> _Do this_
Copy out all lines with the word "JSON" in them.

> _Available records_
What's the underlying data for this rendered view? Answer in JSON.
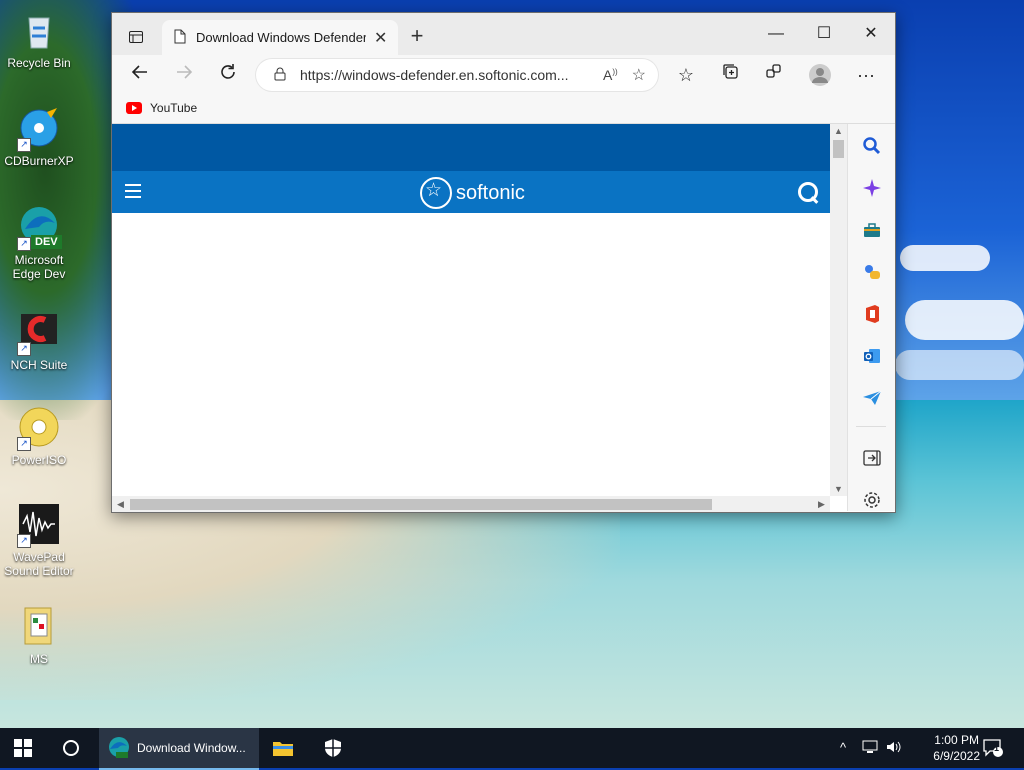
{
  "desktop": {
    "icons": [
      {
        "label": "Recycle Bin"
      },
      {
        "label": "CDBurnerXP"
      },
      {
        "label": "Microsoft Edge Dev"
      },
      {
        "label": "NCH Suite"
      },
      {
        "label": "PowerISO"
      },
      {
        "label": "WavePad Sound Editor"
      },
      {
        "label": "MS"
      }
    ],
    "edge_badge": "DEV"
  },
  "browser": {
    "tab_title": "Download Windows Defender - S",
    "address_url": "https://windows-defender.en.softonic.com...",
    "favorites": [
      {
        "label": "YouTube"
      }
    ],
    "page": {
      "brand": "softonic",
      "brand_color": "#0a73c3",
      "band_color": "#0058a3"
    }
  },
  "taskbar": {
    "active_app_label": "Download Window...",
    "clock_time": "1:00 PM",
    "clock_date": "6/9/2022",
    "notification_count": "1"
  }
}
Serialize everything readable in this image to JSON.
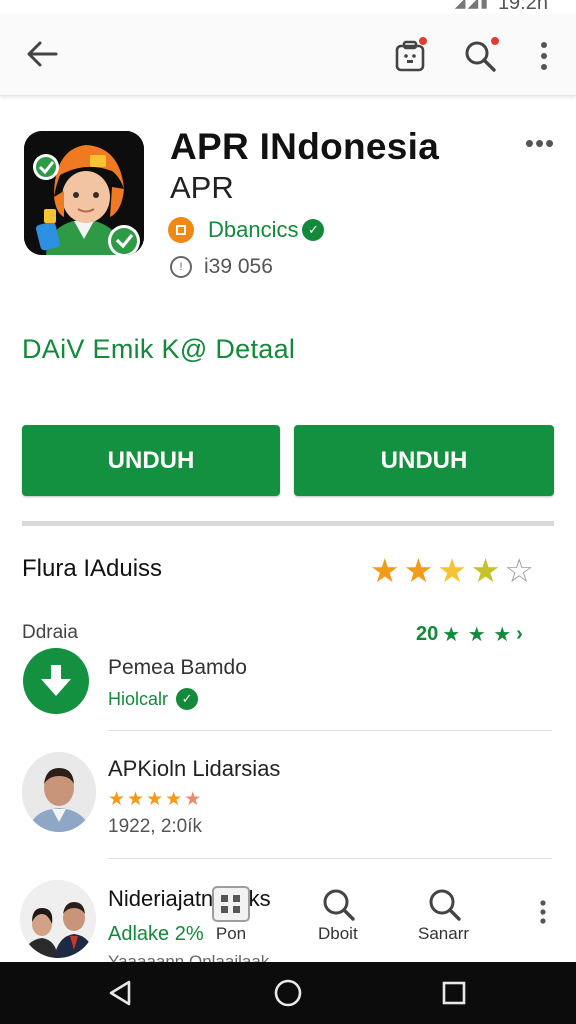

> _Solution_
What's the underlying data for this rendered view? Answer in JSON.
Serialize everything readable in this image to JSON.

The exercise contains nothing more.